======== Data for this exercise

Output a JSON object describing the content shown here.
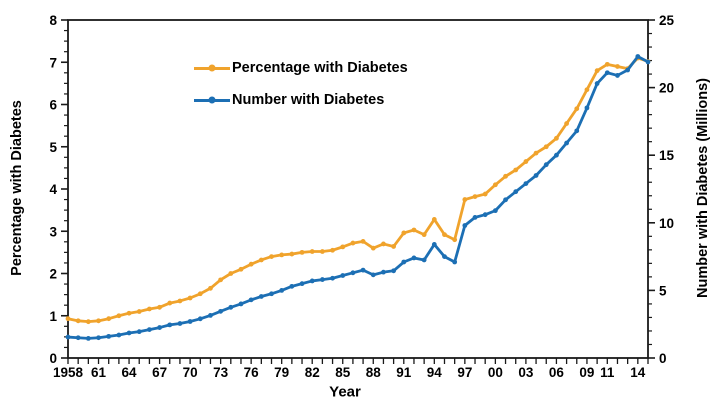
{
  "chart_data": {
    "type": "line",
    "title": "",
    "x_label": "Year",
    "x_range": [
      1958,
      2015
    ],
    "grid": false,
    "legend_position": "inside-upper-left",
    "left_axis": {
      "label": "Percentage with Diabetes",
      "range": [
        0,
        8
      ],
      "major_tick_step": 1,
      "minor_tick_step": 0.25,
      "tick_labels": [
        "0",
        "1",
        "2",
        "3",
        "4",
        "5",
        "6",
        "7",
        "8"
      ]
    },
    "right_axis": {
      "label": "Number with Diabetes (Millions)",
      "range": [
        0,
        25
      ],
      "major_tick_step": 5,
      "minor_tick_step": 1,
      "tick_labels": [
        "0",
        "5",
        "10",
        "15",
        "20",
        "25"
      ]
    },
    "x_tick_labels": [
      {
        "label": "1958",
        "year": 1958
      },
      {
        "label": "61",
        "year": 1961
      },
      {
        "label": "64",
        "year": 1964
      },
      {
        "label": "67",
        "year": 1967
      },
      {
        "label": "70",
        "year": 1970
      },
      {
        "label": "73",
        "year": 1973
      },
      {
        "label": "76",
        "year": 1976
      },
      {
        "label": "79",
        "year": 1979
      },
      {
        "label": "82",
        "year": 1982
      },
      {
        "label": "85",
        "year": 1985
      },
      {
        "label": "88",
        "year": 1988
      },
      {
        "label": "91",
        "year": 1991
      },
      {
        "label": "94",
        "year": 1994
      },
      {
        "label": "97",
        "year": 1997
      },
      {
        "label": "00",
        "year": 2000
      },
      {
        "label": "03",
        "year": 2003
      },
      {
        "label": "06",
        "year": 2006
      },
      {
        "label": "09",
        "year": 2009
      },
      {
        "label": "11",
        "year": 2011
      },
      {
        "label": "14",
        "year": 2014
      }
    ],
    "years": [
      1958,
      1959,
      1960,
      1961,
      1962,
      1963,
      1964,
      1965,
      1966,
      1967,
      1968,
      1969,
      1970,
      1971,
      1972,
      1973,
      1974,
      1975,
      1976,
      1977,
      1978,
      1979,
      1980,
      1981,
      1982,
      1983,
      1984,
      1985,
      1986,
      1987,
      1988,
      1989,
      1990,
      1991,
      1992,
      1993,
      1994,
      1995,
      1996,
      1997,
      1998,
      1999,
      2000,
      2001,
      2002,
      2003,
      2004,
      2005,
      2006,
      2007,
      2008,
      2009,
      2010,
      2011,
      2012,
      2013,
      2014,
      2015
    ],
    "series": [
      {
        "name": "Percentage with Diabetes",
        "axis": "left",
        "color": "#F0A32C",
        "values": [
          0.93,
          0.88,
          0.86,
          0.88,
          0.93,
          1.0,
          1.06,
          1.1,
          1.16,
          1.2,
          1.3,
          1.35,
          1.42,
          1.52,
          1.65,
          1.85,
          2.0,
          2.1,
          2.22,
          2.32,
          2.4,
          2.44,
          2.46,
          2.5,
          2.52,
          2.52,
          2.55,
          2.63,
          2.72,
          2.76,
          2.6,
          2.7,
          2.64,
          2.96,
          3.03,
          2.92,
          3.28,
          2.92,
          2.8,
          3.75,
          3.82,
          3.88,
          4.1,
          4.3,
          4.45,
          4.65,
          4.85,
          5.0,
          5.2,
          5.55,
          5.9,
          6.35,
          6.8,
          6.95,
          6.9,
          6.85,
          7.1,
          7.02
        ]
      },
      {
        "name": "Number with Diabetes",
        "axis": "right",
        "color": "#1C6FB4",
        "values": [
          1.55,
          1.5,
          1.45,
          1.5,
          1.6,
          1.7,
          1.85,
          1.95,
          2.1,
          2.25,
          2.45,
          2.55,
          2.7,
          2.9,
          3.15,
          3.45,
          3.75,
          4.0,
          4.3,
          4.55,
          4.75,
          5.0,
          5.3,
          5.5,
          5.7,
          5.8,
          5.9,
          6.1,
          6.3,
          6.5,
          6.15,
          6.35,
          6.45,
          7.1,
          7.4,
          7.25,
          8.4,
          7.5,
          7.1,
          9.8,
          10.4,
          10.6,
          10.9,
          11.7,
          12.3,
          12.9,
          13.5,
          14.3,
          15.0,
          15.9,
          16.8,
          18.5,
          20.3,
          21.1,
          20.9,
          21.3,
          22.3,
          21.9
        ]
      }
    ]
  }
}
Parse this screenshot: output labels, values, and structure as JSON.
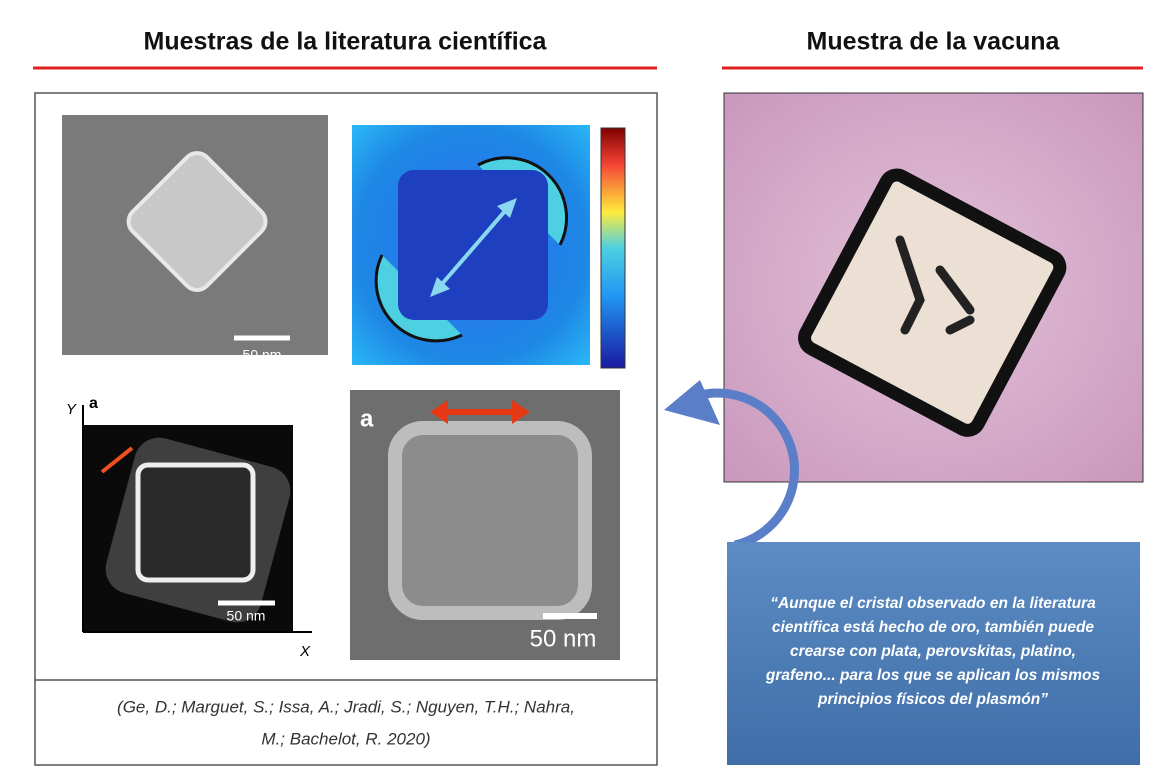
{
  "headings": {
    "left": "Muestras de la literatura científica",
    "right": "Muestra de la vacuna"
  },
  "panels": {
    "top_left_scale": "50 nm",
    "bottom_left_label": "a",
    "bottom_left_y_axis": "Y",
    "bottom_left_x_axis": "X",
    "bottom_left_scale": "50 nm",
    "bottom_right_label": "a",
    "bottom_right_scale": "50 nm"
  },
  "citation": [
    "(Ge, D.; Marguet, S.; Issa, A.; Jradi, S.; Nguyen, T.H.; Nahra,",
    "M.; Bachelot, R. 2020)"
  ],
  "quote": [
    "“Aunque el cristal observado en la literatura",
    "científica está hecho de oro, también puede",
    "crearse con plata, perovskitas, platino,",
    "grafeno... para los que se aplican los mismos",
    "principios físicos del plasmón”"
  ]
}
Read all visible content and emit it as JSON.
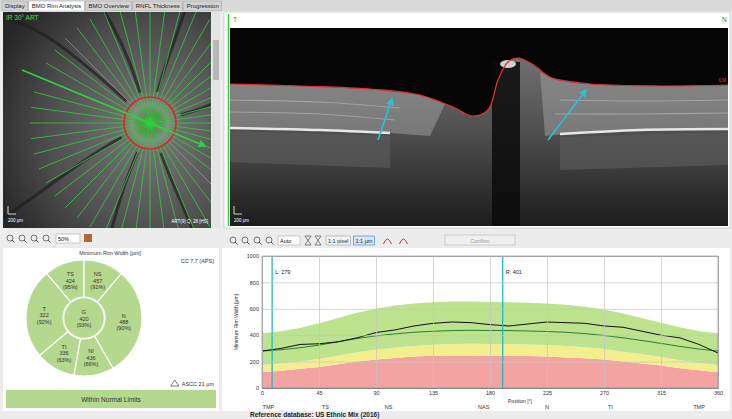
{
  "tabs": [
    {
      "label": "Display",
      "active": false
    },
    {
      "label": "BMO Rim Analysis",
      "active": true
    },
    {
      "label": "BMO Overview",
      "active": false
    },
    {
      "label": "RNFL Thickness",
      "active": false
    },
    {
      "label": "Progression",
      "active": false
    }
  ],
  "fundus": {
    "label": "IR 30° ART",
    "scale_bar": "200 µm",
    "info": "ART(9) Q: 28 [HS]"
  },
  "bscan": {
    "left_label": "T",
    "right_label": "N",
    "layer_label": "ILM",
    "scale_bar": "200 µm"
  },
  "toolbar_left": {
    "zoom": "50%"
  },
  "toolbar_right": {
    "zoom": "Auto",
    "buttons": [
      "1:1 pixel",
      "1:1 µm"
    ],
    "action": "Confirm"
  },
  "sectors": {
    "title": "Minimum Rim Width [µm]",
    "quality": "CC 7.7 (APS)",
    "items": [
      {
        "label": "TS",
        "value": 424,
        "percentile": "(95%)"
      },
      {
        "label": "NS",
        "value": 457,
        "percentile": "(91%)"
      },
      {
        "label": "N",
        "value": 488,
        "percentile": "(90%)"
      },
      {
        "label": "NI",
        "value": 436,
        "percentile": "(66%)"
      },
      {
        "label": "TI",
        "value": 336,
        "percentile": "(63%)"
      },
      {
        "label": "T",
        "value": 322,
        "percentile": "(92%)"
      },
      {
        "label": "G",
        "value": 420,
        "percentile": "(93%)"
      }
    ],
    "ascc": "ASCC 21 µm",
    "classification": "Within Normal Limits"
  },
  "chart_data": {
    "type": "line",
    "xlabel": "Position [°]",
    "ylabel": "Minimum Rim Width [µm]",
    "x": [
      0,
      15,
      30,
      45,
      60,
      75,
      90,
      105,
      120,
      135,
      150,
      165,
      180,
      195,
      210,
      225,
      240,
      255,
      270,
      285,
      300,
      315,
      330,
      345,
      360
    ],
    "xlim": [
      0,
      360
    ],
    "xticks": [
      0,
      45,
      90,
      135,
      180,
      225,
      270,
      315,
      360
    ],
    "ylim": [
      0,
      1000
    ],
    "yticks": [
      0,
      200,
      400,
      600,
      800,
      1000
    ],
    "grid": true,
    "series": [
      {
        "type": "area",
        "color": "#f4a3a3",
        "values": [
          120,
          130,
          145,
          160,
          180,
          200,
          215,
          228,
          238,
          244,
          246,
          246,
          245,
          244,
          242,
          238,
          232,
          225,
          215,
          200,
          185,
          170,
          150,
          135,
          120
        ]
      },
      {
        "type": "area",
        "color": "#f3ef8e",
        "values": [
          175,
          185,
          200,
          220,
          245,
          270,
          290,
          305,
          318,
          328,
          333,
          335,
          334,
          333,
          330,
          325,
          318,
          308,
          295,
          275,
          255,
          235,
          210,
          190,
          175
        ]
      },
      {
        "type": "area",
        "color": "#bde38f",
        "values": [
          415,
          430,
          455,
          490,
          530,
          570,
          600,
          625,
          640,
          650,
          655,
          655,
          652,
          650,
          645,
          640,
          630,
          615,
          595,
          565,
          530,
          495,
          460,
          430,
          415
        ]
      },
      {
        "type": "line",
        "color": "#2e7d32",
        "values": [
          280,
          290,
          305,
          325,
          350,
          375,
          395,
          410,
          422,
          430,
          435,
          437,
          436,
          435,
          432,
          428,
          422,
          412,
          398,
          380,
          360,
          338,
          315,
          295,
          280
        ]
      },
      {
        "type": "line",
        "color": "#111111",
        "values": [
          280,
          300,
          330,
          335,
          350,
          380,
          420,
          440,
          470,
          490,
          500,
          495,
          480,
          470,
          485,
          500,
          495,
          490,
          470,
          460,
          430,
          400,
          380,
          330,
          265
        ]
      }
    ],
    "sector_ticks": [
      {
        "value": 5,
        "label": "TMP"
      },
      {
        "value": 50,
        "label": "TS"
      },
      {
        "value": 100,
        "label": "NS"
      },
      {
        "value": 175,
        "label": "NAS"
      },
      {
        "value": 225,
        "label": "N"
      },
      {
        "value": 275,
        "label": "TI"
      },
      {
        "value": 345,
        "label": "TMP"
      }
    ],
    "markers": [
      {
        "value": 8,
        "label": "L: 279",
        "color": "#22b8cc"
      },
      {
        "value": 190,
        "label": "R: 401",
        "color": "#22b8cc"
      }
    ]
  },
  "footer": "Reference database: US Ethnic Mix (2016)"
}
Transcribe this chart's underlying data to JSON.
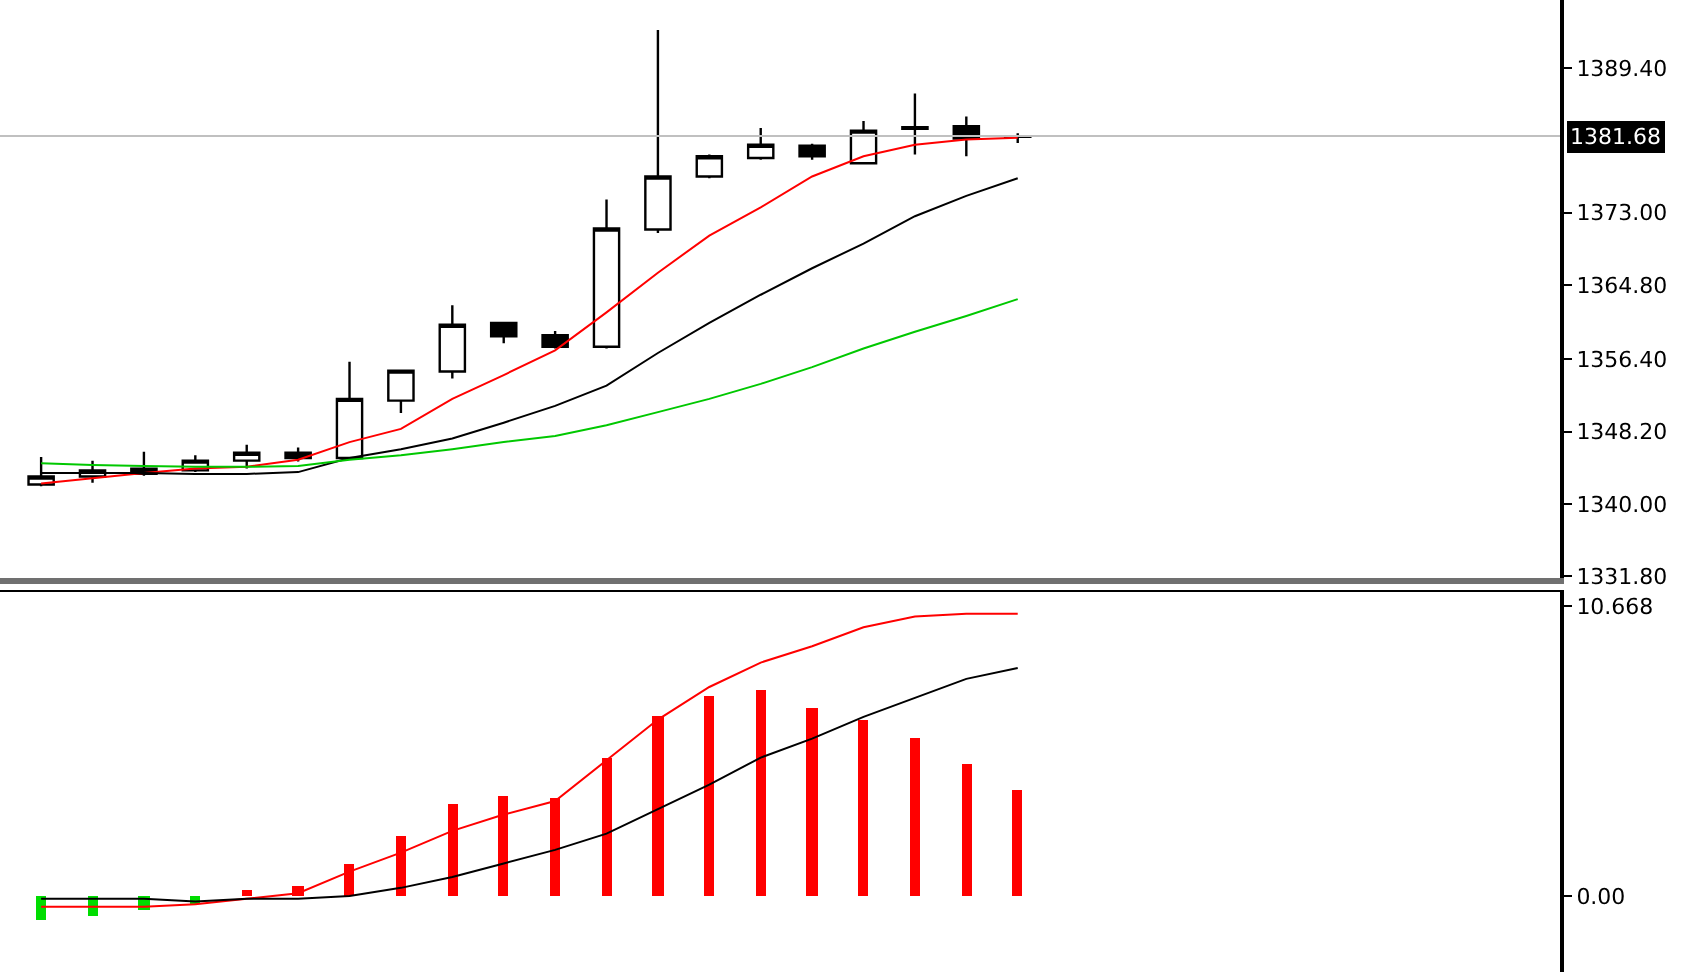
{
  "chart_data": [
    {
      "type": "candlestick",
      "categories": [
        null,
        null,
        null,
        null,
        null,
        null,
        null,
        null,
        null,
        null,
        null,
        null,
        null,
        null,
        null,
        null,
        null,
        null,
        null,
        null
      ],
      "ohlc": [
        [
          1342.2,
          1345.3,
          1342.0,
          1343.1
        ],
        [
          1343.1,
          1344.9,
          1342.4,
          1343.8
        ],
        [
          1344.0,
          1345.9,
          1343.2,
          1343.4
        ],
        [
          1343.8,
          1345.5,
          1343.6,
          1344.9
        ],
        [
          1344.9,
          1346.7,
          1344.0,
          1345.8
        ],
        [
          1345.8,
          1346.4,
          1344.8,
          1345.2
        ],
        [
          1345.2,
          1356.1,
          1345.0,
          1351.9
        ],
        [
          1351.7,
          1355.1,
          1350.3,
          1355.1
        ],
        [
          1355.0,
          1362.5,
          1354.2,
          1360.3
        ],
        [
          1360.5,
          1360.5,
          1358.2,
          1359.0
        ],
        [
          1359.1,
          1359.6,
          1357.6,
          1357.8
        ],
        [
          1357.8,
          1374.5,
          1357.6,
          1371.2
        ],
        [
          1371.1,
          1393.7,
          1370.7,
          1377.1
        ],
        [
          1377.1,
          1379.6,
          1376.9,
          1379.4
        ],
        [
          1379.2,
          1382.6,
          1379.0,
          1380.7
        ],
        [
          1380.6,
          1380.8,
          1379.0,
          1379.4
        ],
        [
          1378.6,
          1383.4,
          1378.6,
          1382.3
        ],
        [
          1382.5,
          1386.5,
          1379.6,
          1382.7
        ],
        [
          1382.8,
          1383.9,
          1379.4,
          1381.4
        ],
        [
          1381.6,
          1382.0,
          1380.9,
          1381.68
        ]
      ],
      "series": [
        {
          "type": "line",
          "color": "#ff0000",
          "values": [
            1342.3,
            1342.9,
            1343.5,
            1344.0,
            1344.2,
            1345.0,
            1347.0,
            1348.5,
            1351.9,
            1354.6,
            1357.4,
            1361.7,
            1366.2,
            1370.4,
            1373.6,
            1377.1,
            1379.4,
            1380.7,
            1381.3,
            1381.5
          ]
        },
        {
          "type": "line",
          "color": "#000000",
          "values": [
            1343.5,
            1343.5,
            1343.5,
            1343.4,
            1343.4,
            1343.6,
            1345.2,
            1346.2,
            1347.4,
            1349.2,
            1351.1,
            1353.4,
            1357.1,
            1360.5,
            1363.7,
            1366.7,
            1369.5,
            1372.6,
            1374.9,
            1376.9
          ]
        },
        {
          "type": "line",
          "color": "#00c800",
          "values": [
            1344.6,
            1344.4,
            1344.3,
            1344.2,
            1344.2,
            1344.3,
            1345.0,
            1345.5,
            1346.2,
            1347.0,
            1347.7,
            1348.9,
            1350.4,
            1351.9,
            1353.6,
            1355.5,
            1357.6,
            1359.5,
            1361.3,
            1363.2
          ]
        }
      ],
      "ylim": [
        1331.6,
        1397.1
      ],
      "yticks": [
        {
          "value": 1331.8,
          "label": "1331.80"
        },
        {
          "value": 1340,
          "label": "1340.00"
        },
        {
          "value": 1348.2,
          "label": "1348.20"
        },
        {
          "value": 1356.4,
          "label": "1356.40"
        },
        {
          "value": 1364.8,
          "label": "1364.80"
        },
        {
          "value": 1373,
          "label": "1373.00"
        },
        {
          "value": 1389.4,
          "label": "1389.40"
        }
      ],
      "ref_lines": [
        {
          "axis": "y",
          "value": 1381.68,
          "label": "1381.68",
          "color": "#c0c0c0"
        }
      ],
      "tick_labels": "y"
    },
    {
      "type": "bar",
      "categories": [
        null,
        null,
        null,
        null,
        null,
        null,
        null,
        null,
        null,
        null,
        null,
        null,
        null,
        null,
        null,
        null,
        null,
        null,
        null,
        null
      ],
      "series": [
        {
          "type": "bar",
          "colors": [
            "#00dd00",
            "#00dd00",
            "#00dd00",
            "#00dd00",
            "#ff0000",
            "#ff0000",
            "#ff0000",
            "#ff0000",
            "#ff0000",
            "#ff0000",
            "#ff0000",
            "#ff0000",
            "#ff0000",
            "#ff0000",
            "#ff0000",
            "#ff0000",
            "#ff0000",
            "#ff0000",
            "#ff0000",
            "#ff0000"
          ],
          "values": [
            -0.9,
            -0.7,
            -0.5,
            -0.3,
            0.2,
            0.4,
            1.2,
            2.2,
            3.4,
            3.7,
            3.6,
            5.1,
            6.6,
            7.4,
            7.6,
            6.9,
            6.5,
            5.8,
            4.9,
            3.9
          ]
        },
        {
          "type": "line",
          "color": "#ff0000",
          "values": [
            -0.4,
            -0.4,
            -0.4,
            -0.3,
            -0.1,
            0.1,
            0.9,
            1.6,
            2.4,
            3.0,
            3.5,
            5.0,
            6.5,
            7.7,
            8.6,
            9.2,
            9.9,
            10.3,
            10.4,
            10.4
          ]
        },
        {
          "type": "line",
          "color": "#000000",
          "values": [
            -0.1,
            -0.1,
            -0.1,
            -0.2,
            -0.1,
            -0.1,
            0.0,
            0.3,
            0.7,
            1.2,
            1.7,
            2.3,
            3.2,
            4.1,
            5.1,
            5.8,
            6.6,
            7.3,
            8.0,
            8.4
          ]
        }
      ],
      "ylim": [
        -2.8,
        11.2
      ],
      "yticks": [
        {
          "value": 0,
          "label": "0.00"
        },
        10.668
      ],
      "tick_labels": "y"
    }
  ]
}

================

Aim: Give back only a number, the number of lines where the string "Minimum" occurs.

Task answer: 2